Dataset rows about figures
====================
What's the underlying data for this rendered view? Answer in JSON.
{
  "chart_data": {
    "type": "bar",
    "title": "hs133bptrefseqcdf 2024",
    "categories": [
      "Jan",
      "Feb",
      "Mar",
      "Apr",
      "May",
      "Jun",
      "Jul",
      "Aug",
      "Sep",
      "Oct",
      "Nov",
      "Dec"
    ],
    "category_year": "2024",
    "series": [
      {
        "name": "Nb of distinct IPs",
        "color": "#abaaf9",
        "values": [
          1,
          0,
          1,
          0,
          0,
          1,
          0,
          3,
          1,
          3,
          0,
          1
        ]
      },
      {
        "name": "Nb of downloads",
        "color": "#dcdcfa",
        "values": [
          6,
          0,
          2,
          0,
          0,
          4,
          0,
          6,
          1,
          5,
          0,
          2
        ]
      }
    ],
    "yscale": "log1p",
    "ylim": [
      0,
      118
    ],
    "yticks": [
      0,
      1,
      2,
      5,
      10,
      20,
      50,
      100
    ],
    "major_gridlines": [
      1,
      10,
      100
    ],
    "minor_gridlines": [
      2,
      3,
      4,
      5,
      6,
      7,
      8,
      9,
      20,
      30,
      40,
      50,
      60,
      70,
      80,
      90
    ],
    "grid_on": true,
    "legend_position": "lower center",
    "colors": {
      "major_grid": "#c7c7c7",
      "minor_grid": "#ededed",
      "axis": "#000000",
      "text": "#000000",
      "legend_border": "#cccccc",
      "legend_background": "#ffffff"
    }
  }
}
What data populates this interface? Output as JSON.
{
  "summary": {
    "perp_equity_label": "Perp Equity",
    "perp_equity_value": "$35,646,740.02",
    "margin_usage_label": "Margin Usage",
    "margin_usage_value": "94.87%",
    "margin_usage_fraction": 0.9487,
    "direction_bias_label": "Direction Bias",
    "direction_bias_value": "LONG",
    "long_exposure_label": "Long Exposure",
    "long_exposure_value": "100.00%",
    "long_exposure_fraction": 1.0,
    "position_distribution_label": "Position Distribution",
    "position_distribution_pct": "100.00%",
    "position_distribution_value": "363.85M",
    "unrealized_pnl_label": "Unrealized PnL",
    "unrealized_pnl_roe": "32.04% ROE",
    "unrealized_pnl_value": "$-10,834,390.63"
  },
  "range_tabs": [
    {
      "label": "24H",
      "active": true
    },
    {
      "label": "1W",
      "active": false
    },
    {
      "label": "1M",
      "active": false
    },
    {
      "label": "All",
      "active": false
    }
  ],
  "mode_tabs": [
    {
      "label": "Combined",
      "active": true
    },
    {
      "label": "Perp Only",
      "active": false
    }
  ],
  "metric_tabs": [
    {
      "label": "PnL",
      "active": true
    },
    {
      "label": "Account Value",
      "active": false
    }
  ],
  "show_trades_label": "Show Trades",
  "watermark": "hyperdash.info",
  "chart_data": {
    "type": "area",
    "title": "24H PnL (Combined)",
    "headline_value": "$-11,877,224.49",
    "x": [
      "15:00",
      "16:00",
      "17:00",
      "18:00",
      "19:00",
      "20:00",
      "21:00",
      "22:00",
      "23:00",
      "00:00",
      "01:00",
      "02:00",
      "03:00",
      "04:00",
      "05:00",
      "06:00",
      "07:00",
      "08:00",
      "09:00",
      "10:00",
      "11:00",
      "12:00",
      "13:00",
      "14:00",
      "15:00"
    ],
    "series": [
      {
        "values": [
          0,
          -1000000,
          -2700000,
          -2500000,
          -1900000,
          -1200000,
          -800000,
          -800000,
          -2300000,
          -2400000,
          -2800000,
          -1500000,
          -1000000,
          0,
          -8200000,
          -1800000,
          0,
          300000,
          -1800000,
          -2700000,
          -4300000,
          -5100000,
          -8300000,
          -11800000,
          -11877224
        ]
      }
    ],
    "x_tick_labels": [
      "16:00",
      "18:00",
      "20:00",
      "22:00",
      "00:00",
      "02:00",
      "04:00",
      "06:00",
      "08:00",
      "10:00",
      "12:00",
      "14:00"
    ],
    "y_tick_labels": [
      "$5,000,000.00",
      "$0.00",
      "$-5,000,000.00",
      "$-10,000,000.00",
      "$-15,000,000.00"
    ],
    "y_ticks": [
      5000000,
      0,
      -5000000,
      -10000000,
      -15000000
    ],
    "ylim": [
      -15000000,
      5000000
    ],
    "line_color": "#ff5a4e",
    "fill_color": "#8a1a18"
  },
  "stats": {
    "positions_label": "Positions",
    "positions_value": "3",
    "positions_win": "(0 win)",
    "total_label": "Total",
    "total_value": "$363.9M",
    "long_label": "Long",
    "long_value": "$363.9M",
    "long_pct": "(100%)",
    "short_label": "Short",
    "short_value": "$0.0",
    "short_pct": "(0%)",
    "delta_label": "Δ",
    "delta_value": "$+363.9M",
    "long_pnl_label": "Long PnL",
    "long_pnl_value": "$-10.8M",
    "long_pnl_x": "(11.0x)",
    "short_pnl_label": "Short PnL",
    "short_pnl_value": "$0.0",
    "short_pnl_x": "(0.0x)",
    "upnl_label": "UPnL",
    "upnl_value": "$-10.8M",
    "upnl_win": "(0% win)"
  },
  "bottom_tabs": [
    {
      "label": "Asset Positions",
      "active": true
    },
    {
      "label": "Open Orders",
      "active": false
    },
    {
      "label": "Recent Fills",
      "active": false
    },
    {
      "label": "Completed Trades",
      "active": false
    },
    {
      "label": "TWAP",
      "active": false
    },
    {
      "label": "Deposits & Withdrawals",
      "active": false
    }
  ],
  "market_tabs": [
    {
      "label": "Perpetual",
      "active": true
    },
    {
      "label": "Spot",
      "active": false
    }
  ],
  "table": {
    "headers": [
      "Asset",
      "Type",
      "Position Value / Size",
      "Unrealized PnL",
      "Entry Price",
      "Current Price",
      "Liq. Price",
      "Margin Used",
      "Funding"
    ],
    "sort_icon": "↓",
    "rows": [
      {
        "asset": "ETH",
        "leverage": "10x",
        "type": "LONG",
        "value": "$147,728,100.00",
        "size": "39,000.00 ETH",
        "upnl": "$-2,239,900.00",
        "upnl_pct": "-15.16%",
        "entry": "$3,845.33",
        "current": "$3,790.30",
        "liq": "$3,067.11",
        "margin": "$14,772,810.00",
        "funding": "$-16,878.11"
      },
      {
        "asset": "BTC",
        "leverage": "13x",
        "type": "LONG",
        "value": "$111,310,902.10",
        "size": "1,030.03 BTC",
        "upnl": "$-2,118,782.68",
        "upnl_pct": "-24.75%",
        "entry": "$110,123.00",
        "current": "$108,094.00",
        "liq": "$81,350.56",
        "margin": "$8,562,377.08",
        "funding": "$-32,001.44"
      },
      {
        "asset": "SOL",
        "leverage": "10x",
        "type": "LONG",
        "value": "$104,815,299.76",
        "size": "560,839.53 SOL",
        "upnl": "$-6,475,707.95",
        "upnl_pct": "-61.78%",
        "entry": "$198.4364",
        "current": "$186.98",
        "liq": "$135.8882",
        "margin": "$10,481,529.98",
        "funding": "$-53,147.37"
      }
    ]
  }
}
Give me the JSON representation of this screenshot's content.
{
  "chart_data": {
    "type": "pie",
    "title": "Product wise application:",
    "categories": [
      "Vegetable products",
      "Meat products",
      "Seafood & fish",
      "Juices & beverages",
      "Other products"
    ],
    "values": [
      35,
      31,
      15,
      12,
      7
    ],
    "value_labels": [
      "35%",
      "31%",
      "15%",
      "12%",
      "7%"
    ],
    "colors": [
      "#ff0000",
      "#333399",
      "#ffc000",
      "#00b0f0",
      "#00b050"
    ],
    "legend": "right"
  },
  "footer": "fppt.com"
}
====================
Objective: The records above should be returned exactly.

Answer to this problem:
What's the underlying data for this rendered view? Answer in JSON.
{
  "chart_data": {
    "type": "bar",
    "title": "hs133bptrefseqcdf 2024",
    "categories": [
      "Jan",
      "Feb",
      "Mar",
      "Apr",
      "May",
      "Jun",
      "Jul",
      "Aug",
      "Sep",
      "Oct",
      "Nov",
      "Dec"
    ],
    "category_year": "2024",
    "series": [
      {
        "name": "Nb of distinct IPs",
        "color": "#abaaf9",
        "values": [
          1,
          0,
          1,
          0,
          0,
          1,
          0,
          3,
          1,
          3,
          0,
          1
        ]
      },
      {
        "name": "Nb of downloads",
        "color": "#dcdcfa",
        "values": [
          6,
          0,
          2,
          0,
          0,
          4,
          0,
          6,
          1,
          5,
          0,
          2
        ]
      }
    ],
    "yscale": "log1p",
    "ylim": [
      0,
      118
    ],
    "yticks": [
      0,
      1,
      2,
      5,
      10,
      20,
      50,
      100
    ],
    "major_gridlines": [
      1,
      10,
      100
    ],
    "minor_gridlines": [
      2,
      3,
      4,
      5,
      6,
      7,
      8,
      9,
      20,
      30,
      40,
      50,
      60,
      70,
      80,
      90
    ],
    "grid_on": true,
    "legend_position": "lower center",
    "colors": {
      "major_grid": "#c7c7c7",
      "minor_grid": "#ededed",
      "axis": "#000000",
      "text": "#000000",
      "legend_border": "#cccccc",
      "legend_background": "#ffffff"
    }
  }
}
What data populates this interface? Output as JSON.
{
  "summary": {
    "perp_equity_label": "Perp Equity",
    "perp_equity_value": "$35,646,740.02",
    "margin_usage_label": "Margin Usage",
    "margin_usage_value": "94.87%",
    "margin_usage_fraction": 0.9487,
    "direction_bias_label": "Direction Bias",
    "direction_bias_value": "LONG",
    "long_exposure_label": "Long Exposure",
    "long_exposure_value": "100.00%",
    "long_exposure_fraction": 1.0,
    "position_distribution_label": "Position Distribution",
    "position_distribution_pct": "100.00%",
    "position_distribution_value": "363.85M",
    "unrealized_pnl_label": "Unrealized PnL",
    "unrealized_pnl_roe": "32.04% ROE",
    "unrealized_pnl_value": "$-10,834,390.63"
  },
  "range_tabs": [
    {
      "label": "24H",
      "active": true
    },
    {
      "label": "1W",
      "active": false
    },
    {
      "label": "1M",
      "active": false
    },
    {
      "label": "All",
      "active": false
    }
  ],
  "mode_tabs": [
    {
      "label": "Combined",
      "active": true
    },
    {
      "label": "Perp Only",
      "active": false
    }
  ],
  "metric_tabs": [
    {
      "label": "PnL",
      "active": true
    },
    {
      "label": "Account Value",
      "active": false
    }
  ],
  "show_trades_label": "Show Trades",
  "watermark": "hyperdash.info",
  "chart_data": {
    "type": "area",
    "title": "24H PnL (Combined)",
    "headline_value": "$-11,877,224.49",
    "x": [
      "15:00",
      "16:00",
      "17:00",
      "18:00",
      "19:00",
      "20:00",
      "21:00",
      "22:00",
      "23:00",
      "00:00",
      "01:00",
      "02:00",
      "03:00",
      "04:00",
      "05:00",
      "06:00",
      "07:00",
      "08:00",
      "09:00",
      "10:00",
      "11:00",
      "12:00",
      "13:00",
      "14:00",
      "15:00"
    ],
    "series": [
      {
        "values": [
          0,
          -1000000,
          -2700000,
          -2500000,
          -1900000,
          -1200000,
          -800000,
          -800000,
          -2300000,
          -2400000,
          -2800000,
          -1500000,
          -1000000,
          0,
          -8200000,
          -1800000,
          0,
          300000,
          -1800000,
          -2700000,
          -4300000,
          -5100000,
          -8300000,
          -11800000,
          -11877224
        ]
      }
    ],
    "x_tick_labels": [
      "16:00",
      "18:00",
      "20:00",
      "22:00",
      "00:00",
      "02:00",
      "04:00",
      "06:00",
      "08:00",
      "10:00",
      "12:00",
      "14:00"
    ],
    "y_tick_labels": [
      "$5,000,000.00",
      "$0.00",
      "$-5,000,000.00",
      "$-10,000,000.00",
      "$-15,000,000.00"
    ],
    "y_ticks": [
      5000000,
      0,
      -5000000,
      -10000000,
      -15000000
    ],
    "ylim": [
      -15000000,
      5000000
    ],
    "line_color": "#ff5a4e",
    "fill_color": "#8a1a18"
  },
  "stats": {
    "positions_label": "Positions",
    "positions_value": "3",
    "positions_win": "(0 win)",
    "total_label": "Total",
    "total_value": "$363.9M",
    "long_label": "Long",
    "long_value": "$363.9M",
    "long_pct": "(100%)",
    "short_label": "Short",
    "short_value": "$0.0",
    "short_pct": "(0%)",
    "delta_label": "Δ",
    "delta_value": "$+363.9M",
    "long_pnl_label": "Long PnL",
    "long_pnl_value": "$-10.8M",
    "long_pnl_x": "(11.0x)",
    "short_pnl_label": "Short PnL",
    "short_pnl_value": "$0.0",
    "short_pnl_x": "(0.0x)",
    "upnl_label": "UPnL",
    "upnl_value": "$-10.8M",
    "upnl_win": "(0% win)"
  },
  "bottom_tabs": [
    {
      "label": "Asset Positions",
      "active": true
    },
    {
      "label": "Open Orders",
      "active": false
    },
    {
      "label": "Recent Fills",
      "active": false
    },
    {
      "label": "Completed Trades",
      "active": false
    },
    {
      "label": "TWAP",
      "active": false
    },
    {
      "label": "Deposits & Withdrawals",
      "active": false
    }
  ],
  "market_tabs": [
    {
      "label": "Perpetual",
      "active": true
    },
    {
      "label": "Spot",
      "active": false
    }
  ],
  "table": {
    "headers": [
      "Asset",
      "Type",
      "Position Value / Size",
      "Unrealized PnL",
      "Entry Price",
      "Current Price",
      "Liq. Price",
      "Margin Used",
      "Funding"
    ],
    "sort_icon": "↓",
    "rows": [
      {
        "asset": "ETH",
        "leverage": "10x",
        "type": "LONG",
        "value": "$147,728,100.00",
        "size": "39,000.00 ETH",
        "upnl": "$-2,239,900.00",
        "upnl_pct": "-15.16%",
        "entry": "$3,845.33",
        "current": "$3,790.30",
        "liq": "$3,067.11",
        "margin": "$14,772,810.00",
        "funding": "$-16,878.11"
      },
      {
        "asset": "BTC",
        "leverage": "13x",
        "type": "LONG",
        "value": "$111,310,902.10",
        "size": "1,030.03 BTC",
        "upnl": "$-2,118,782.68",
        "upnl_pct": "-24.75%",
        "entry": "$110,123.00",
        "current": "$108,094.00",
        "liq": "$81,350.56",
        "margin": "$8,562,377.08",
        "funding": "$-32,001.44"
      },
      {
        "asset": "SOL",
        "leverage": "10x",
        "type": "LONG",
        "value": "$104,815,299.76",
        "size": "560,839.53 SOL",
        "upnl": "$-6,475,707.95",
        "upnl_pct": "-61.78%",
        "entry": "$198.4364",
        "current": "$186.98",
        "liq": "$135.8882",
        "margin": "$10,481,529.98",
        "funding": "$-53,147.37"
      }
    ]
  }
}
Give me the JSON representation of this screenshot's content.
{
  "chart_data": {
    "type": "pie",
    "title": "Product wise application:",
    "categories": [
      "Vegetable products",
      "Meat products",
      "Seafood & fish",
      "Juices & beverages",
      "Other products"
    ],
    "values": [
      35,
      31,
      15,
      12,
      7
    ],
    "value_labels": [
      "35%",
      "31%",
      "15%",
      "12%",
      "7%"
    ],
    "colors": [
      "#ff0000",
      "#333399",
      "#ffc000",
      "#00b0f0",
      "#00b050"
    ],
    "legend": "right"
  },
  "footer": "fppt.com"
}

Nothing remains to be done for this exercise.